The request:
Every entry that follows needs to be repeated exactly.

Data for this task:
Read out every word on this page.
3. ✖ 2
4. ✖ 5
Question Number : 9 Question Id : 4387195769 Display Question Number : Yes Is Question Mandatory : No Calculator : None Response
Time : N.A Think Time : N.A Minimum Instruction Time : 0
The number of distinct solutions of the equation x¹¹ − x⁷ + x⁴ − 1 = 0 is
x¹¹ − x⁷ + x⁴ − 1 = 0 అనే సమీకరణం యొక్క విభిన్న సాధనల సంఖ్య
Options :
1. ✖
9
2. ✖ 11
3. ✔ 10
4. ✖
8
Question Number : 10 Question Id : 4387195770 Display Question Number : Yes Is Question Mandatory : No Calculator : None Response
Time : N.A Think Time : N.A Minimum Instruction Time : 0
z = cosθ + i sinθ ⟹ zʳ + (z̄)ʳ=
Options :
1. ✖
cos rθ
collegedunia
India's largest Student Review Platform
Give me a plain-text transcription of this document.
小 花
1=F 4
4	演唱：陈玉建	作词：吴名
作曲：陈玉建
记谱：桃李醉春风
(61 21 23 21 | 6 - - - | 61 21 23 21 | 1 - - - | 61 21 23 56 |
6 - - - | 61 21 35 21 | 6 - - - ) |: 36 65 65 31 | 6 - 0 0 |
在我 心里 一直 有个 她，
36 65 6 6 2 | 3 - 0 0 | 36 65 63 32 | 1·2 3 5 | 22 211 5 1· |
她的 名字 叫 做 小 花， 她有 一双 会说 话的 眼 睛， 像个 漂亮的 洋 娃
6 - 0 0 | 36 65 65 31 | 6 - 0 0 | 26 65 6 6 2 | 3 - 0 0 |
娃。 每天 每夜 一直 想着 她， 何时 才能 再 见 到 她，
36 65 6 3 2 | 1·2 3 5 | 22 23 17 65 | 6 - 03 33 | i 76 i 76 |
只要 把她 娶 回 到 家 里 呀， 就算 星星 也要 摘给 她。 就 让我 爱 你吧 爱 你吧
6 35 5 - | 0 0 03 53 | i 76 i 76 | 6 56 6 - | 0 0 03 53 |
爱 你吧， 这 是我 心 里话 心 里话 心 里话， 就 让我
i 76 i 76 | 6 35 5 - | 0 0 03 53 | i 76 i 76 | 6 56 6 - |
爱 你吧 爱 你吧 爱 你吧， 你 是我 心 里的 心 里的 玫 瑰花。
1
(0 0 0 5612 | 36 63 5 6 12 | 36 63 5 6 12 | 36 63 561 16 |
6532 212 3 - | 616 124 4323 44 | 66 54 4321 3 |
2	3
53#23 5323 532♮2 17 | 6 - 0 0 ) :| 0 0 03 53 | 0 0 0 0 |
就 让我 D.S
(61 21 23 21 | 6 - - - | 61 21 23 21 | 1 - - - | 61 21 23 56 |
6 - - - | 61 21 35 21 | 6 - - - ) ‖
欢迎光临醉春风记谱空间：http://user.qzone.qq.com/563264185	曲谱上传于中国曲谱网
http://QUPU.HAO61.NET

Answer to the problem:
Read out every word on this page.
3. ✖ 2
4. ✖ 5
Question Number : 9 Question Id : 4387195769 Display Question Number : Yes Is Question Mandatory : No Calculator : None Response
Time : N.A Think Time : N.A Minimum Instruction Time : 0
The number of distinct solutions of the equation x¹¹ − x⁷ + x⁴ − 1 = 0 is
x¹¹ − x⁷ + x⁴ − 1 = 0 అనే సమీకరణం యొక్క విభిన్న సాధనల సంఖ్య
Options :
1. ✖
9
2. ✖ 11
3. ✔ 10
4. ✖
8
Question Number : 10 Question Id : 4387195770 Display Question Number : Yes Is Question Mandatory : No Calculator : None Response
Time : N.A Think Time : N.A Minimum Instruction Time : 0
z = cosθ + i sinθ ⟹ zʳ + (z̄)ʳ=
Options :
1. ✖
cos rθ
collegedunia
India's largest Student Review Platform
Give me a plain-text transcription of this document.
小 花
1=F 4
4	演唱：陈玉建	作词：吴名
作曲：陈玉建
记谱：桃李醉春风
(61 21 23 21 | 6 - - - | 61 21 23 21 | 1 - - - | 61 21 23 56 |
6 - - - | 61 21 35 21 | 6 - - - ) |: 36 65 65 31 | 6 - 0 0 |
在我 心里 一直 有个 她，
36 65 6 6 2 | 3 - 0 0 | 36 65 63 32 | 1·2 3 5 | 22 211 5 1· |
她的 名字 叫 做 小 花， 她有 一双 会说 话的 眼 睛， 像个 漂亮的 洋 娃
6 - 0 0 | 36 65 65 31 | 6 - 0 0 | 26 65 6 6 2 | 3 - 0 0 |
娃。 每天 每夜 一直 想着 她， 何时 才能 再 见 到 她，
36 65 6 3 2 | 1·2 3 5 | 22 23 17 65 | 6 - 03 33 | i 76 i 76 |
只要 把她 娶 回 到 家 里 呀， 就算 星星 也要 摘给 她。 就 让我 爱 你吧 爱 你吧
6 35 5 - | 0 0 03 53 | i 76 i 76 | 6 56 6 - | 0 0 03 53 |
爱 你吧， 这 是我 心 里话 心 里话 心 里话， 就 让我
i 76 i 76 | 6 35 5 - | 0 0 03 53 | i 76 i 76 | 6 56 6 - |
爱 你吧 爱 你吧 爱 你吧， 你 是我 心 里的 心 里的 玫 瑰花。
1
(0 0 0 5612 | 36 63 5 6 12 | 36 63 5 6 12 | 36 63 561 16 |
6532 212 3 - | 616 124 4323 44 | 66 54 4321 3 |
2	3
53#23 5323 532♮2 17 | 6 - 0 0 ) :| 0 0 03 53 | 0 0 0 0 |
就 让我 D.S
(61 21 23 21 | 6 - - - | 61 21 23 21 | 1 - - - | 61 21 23 56 |
6 - - - | 61 21 35 21 | 6 - - - ) ‖
欢迎光临醉春风记谱空间：http://user.qzone.qq.com/563264185	曲谱上传于中国曲谱网
http://QUPU.HAO61.NET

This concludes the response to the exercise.